(Records about charts and figures)
>> BEGIN

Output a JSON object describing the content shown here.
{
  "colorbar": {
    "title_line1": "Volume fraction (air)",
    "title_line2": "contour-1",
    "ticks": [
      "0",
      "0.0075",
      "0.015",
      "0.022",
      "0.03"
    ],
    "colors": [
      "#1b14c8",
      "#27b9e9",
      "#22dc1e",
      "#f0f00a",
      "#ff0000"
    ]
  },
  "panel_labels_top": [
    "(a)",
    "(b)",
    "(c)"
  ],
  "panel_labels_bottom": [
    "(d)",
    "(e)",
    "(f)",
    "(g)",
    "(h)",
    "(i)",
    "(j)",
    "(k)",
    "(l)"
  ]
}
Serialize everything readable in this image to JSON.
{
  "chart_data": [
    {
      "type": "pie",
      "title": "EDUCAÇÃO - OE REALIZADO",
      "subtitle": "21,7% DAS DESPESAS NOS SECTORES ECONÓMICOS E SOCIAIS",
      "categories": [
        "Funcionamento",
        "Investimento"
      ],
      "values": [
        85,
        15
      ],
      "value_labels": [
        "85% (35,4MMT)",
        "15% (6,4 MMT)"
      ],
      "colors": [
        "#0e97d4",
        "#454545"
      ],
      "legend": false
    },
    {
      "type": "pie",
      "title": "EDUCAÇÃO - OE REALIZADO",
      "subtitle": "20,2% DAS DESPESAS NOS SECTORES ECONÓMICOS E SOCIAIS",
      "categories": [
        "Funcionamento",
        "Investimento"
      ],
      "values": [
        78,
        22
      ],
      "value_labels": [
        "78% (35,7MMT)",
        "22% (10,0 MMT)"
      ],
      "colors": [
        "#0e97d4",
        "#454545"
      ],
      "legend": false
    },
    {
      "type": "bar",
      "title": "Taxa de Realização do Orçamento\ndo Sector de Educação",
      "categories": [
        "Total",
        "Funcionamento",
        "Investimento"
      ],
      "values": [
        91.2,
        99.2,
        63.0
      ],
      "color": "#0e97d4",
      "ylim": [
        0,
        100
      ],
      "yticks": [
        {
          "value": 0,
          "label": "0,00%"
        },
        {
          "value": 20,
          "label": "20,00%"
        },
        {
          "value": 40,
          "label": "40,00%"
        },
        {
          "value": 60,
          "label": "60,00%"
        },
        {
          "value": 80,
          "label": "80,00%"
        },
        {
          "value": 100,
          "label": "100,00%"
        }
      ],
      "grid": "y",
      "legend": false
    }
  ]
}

>> END

Task description: Write out the entries above once more, without altering anything.

Answer to this problem:
Output a JSON object describing the content shown here.
{
  "colorbar": {
    "title_line1": "Volume fraction (air)",
    "title_line2": "contour-1",
    "ticks": [
      "0",
      "0.0075",
      "0.015",
      "0.022",
      "0.03"
    ],
    "colors": [
      "#1b14c8",
      "#27b9e9",
      "#22dc1e",
      "#f0f00a",
      "#ff0000"
    ]
  },
  "panel_labels_top": [
    "(a)",
    "(b)",
    "(c)"
  ],
  "panel_labels_bottom": [
    "(d)",
    "(e)",
    "(f)",
    "(g)",
    "(h)",
    "(i)",
    "(j)",
    "(k)",
    "(l)"
  ]
}
Serialize everything readable in this image to JSON.
{
  "chart_data": [
    {
      "type": "pie",
      "title": "EDUCAÇÃO - OE REALIZADO",
      "subtitle": "21,7% DAS DESPESAS NOS SECTORES ECONÓMICOS E SOCIAIS",
      "categories": [
        "Funcionamento",
        "Investimento"
      ],
      "values": [
        85,
        15
      ],
      "value_labels": [
        "85% (35,4MMT)",
        "15% (6,4 MMT)"
      ],
      "colors": [
        "#0e97d4",
        "#454545"
      ],
      "legend": false
    },
    {
      "type": "pie",
      "title": "EDUCAÇÃO - OE REALIZADO",
      "subtitle": "20,2% DAS DESPESAS NOS SECTORES ECONÓMICOS E SOCIAIS",
      "categories": [
        "Funcionamento",
        "Investimento"
      ],
      "values": [
        78,
        22
      ],
      "value_labels": [
        "78% (35,7MMT)",
        "22% (10,0 MMT)"
      ],
      "colors": [
        "#0e97d4",
        "#454545"
      ],
      "legend": false
    },
    {
      "type": "bar",
      "title": "Taxa de Realização do Orçamento\ndo Sector de Educação",
      "categories": [
        "Total",
        "Funcionamento",
        "Investimento"
      ],
      "values": [
        91.2,
        99.2,
        63.0
      ],
      "color": "#0e97d4",
      "ylim": [
        0,
        100
      ],
      "yticks": [
        {
          "value": 0,
          "label": "0,00%"
        },
        {
          "value": 20,
          "label": "20,00%"
        },
        {
          "value": 40,
          "label": "40,00%"
        },
        {
          "value": 60,
          "label": "60,00%"
        },
        {
          "value": 80,
          "label": "80,00%"
        },
        {
          "value": 100,
          "label": "100,00%"
        }
      ],
      "grid": "y",
      "legend": false
    }
  ]
}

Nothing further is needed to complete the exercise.